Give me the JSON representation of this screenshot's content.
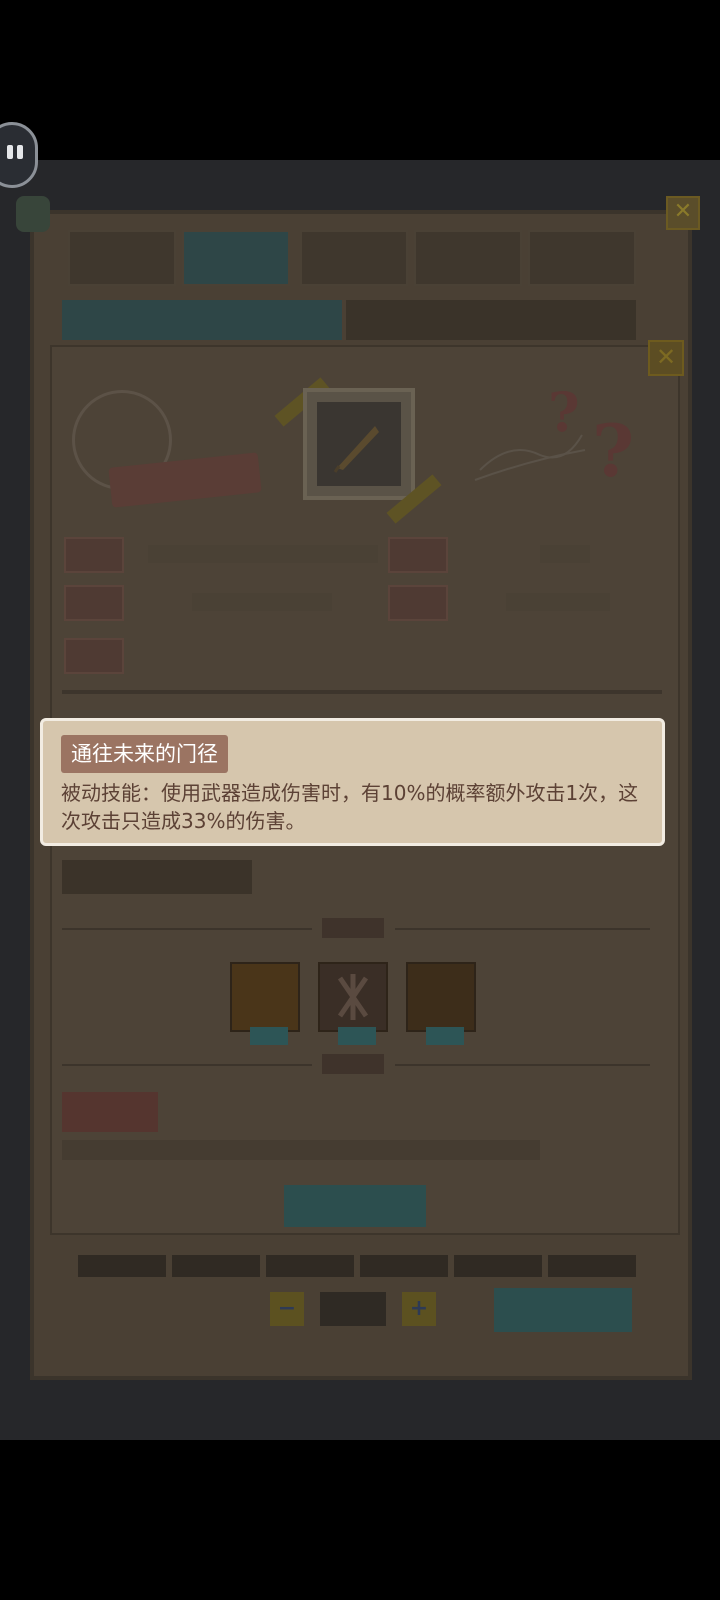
{
  "tooltip": {
    "title": "通往未来的门径",
    "text": "被动技能：使用武器造成伤害时，有10%的概率额外攻击1次，这次攻击只造成33%的伤害。"
  },
  "background_icons": {
    "back_button": "pause-icon",
    "outer_close": "close-icon",
    "card_close": "close-icon",
    "item": "feather-quill-icon",
    "minus": "minus-icon",
    "plus": "plus-icon"
  },
  "colors": {
    "tooltip_bg": "#d6c6ad",
    "tooltip_border": "#f2ece2",
    "title_bg": "#9b7462",
    "text_color": "#5c4135",
    "overlay": "#26272a"
  }
}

---+---

Copy the records above exactly, omitting every picture.

▸ ANSWER FOR THE TASK:
Give me the JSON representation of this screenshot's content.
{
  "tooltip": {
    "title": "通往未来的门径",
    "text": "被动技能：使用武器造成伤害时，有10%的概率额外攻击1次，这次攻击只造成33%的伤害。"
  },
  "background_icons": {
    "back_button": "pause-icon",
    "outer_close": "close-icon",
    "card_close": "close-icon",
    "item": "feather-quill-icon",
    "minus": "minus-icon",
    "plus": "plus-icon"
  },
  "colors": {
    "tooltip_bg": "#d6c6ad",
    "tooltip_border": "#f2ece2",
    "title_bg": "#9b7462",
    "text_color": "#5c4135",
    "overlay": "#26272a"
  }
}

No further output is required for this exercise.